## Problem to work on
Any pictures in the records below should be skipped; write out everything else exactly.

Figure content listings
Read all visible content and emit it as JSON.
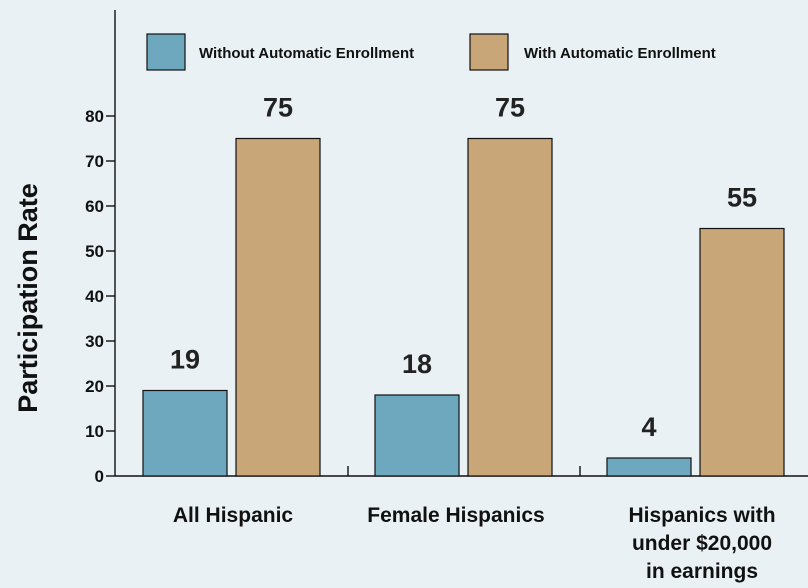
{
  "chart_data": {
    "type": "bar",
    "ylabel": "Participation Rate",
    "xlabel": "",
    "categories": [
      [
        "All Hispanic"
      ],
      [
        "Female Hispanics"
      ],
      [
        "Hispanics with",
        "under $20,000",
        "in earnings"
      ]
    ],
    "series": [
      {
        "name": "Without Automatic Enrollment",
        "values": [
          19,
          18,
          4
        ],
        "color": "#6ea8bf"
      },
      {
        "name": "With Automatic Enrollment",
        "values": [
          75,
          75,
          55
        ],
        "color": "#c8a678"
      }
    ],
    "ylim": [
      0,
      80
    ],
    "yticks": [
      "0",
      "10",
      "20",
      "30",
      "40",
      "50",
      "60",
      "70",
      "80"
    ],
    "ytick_values": [
      0,
      10,
      20,
      30,
      40,
      50,
      60,
      70,
      80
    ],
    "legend_position": "top",
    "grid": false
  }
}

## Output
Read all visible content and emit it as JSON.
{
  "chart_data": {
    "type": "bar",
    "ylabel": "Participation Rate",
    "xlabel": "",
    "categories": [
      [
        "All Hispanic"
      ],
      [
        "Female Hispanics"
      ],
      [
        "Hispanics with",
        "under $20,000",
        "in earnings"
      ]
    ],
    "series": [
      {
        "name": "Without Automatic Enrollment",
        "values": [
          19,
          18,
          4
        ],
        "color": "#6ea8bf"
      },
      {
        "name": "With Automatic Enrollment",
        "values": [
          75,
          75,
          55
        ],
        "color": "#c8a678"
      }
    ],
    "ylim": [
      0,
      80
    ],
    "yticks": [
      "0",
      "10",
      "20",
      "30",
      "40",
      "50",
      "60",
      "70",
      "80"
    ],
    "ytick_values": [
      0,
      10,
      20,
      30,
      40,
      50,
      60,
      70,
      80
    ],
    "legend_position": "top",
    "grid": false
  }
}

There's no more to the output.